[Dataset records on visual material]
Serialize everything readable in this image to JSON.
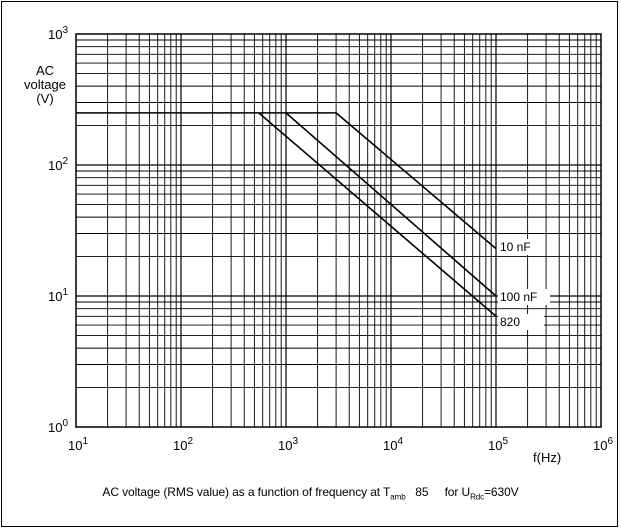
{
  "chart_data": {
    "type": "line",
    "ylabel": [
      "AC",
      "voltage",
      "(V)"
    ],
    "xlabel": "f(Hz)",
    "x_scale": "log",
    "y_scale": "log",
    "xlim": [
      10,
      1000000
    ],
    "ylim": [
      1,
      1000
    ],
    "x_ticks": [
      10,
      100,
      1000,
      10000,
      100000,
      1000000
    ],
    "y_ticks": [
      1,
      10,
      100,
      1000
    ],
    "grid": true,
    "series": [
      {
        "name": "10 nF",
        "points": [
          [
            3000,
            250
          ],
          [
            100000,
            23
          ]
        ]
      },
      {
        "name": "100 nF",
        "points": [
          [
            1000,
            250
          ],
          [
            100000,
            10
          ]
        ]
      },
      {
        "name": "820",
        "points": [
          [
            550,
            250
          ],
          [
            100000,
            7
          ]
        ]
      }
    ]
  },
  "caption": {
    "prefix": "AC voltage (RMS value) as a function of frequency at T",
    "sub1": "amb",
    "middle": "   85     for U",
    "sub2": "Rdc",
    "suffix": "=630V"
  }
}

Short task: Every line of the material is to be quoted exactly, with no pictures carried over.

The answer:
Serialize everything readable in this image to JSON.
{
  "chart_data": {
    "type": "line",
    "ylabel": [
      "AC",
      "voltage",
      "(V)"
    ],
    "xlabel": "f(Hz)",
    "x_scale": "log",
    "y_scale": "log",
    "xlim": [
      10,
      1000000
    ],
    "ylim": [
      1,
      1000
    ],
    "x_ticks": [
      10,
      100,
      1000,
      10000,
      100000,
      1000000
    ],
    "y_ticks": [
      1,
      10,
      100,
      1000
    ],
    "grid": true,
    "series": [
      {
        "name": "10 nF",
        "points": [
          [
            3000,
            250
          ],
          [
            100000,
            23
          ]
        ]
      },
      {
        "name": "100 nF",
        "points": [
          [
            1000,
            250
          ],
          [
            100000,
            10
          ]
        ]
      },
      {
        "name": "820",
        "points": [
          [
            550,
            250
          ],
          [
            100000,
            7
          ]
        ]
      }
    ]
  },
  "caption": {
    "prefix": "AC voltage (RMS value) as a function of frequency at T",
    "sub1": "amb",
    "middle": "   85     for U",
    "sub2": "Rdc",
    "suffix": "=630V"
  }
}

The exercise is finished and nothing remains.